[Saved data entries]
____
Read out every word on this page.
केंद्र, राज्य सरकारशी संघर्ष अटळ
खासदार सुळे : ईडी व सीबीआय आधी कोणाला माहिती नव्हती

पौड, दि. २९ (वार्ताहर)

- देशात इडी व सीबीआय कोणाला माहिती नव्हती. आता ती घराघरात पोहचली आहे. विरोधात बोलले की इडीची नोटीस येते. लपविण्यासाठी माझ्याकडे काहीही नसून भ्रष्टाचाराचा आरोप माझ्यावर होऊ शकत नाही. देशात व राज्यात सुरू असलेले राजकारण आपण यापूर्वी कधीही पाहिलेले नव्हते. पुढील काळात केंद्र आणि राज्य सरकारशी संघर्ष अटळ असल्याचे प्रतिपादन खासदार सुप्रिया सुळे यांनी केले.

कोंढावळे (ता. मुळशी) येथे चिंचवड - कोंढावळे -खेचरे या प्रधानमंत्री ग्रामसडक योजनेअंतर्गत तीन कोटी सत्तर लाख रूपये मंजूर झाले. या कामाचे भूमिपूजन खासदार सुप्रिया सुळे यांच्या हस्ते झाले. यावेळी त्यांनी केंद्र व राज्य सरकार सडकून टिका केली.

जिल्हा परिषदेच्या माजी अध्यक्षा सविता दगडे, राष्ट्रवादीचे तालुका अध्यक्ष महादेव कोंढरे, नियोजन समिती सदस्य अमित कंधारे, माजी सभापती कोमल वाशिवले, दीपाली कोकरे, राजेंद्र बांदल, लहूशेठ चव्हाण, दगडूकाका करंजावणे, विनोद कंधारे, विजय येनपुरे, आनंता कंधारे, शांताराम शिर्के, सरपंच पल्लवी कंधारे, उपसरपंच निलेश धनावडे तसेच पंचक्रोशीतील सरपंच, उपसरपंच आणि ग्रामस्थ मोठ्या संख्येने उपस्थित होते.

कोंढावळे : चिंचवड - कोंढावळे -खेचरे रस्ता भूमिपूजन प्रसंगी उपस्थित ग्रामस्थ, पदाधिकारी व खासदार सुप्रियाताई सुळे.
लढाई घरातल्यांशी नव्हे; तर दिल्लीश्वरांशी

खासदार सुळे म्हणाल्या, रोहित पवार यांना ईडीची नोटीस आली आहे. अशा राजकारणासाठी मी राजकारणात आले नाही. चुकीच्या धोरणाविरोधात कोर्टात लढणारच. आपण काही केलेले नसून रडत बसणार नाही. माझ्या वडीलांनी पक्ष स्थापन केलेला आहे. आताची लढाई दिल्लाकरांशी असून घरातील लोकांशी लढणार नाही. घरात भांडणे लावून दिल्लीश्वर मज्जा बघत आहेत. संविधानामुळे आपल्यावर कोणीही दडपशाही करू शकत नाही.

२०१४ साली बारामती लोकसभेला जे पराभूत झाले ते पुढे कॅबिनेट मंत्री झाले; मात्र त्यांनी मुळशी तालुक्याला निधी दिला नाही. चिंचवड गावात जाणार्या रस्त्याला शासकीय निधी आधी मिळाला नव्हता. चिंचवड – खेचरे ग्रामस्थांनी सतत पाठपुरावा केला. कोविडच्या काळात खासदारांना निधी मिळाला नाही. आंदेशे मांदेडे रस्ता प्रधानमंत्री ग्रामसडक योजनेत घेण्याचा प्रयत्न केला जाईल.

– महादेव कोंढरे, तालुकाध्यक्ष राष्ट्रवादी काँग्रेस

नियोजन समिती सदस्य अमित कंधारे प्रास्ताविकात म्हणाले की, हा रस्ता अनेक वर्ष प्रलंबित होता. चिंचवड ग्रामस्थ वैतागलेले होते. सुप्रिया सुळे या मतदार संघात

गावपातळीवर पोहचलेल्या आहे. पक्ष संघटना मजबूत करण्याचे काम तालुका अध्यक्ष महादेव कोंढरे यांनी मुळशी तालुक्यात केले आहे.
____
WORK TO COMPLETE: Pick out the lines that contain "मसडक" and copy them.

THE ANSWER:
कोंढावळे (ता. मुळशी) येथे चिंचवड - कोंढावळे -खेचरे या प्रधानमंत्री ग्रामसडक योजनेअंतर्गत तीन कोटी सत्तर लाख रूपये मंजूर झाले. या कामाचे भूमिपूजन खासदार सुप्रिया सुळे यांच्या हस्ते झाले. यावेळी त्यांनी केंद्र व राज्य सरकार सडकून टिका केली.
२०१४ साली बारामती लोकसभेला जे पराभूत झाले ते पुढे कॅबिनेट मंत्री झाले; मात्र त्यांनी मुळशी तालुक्याला निधी दिला नाही. चिंचवड गावात जाणार्या रस्त्याला शासकीय निधी आधी मिळाला नव्हता. चिंचवड – खेचरे ग्रामस्थांनी सतत पाठपुरावा केला. कोविडच्या काळात खासदारांना निधी मिळाला नाही. आंदेशे मांदेडे रस्ता प्रधानमंत्री ग्रामसडक योजनेत घेण्याचा प्रयत्न केला जाईल.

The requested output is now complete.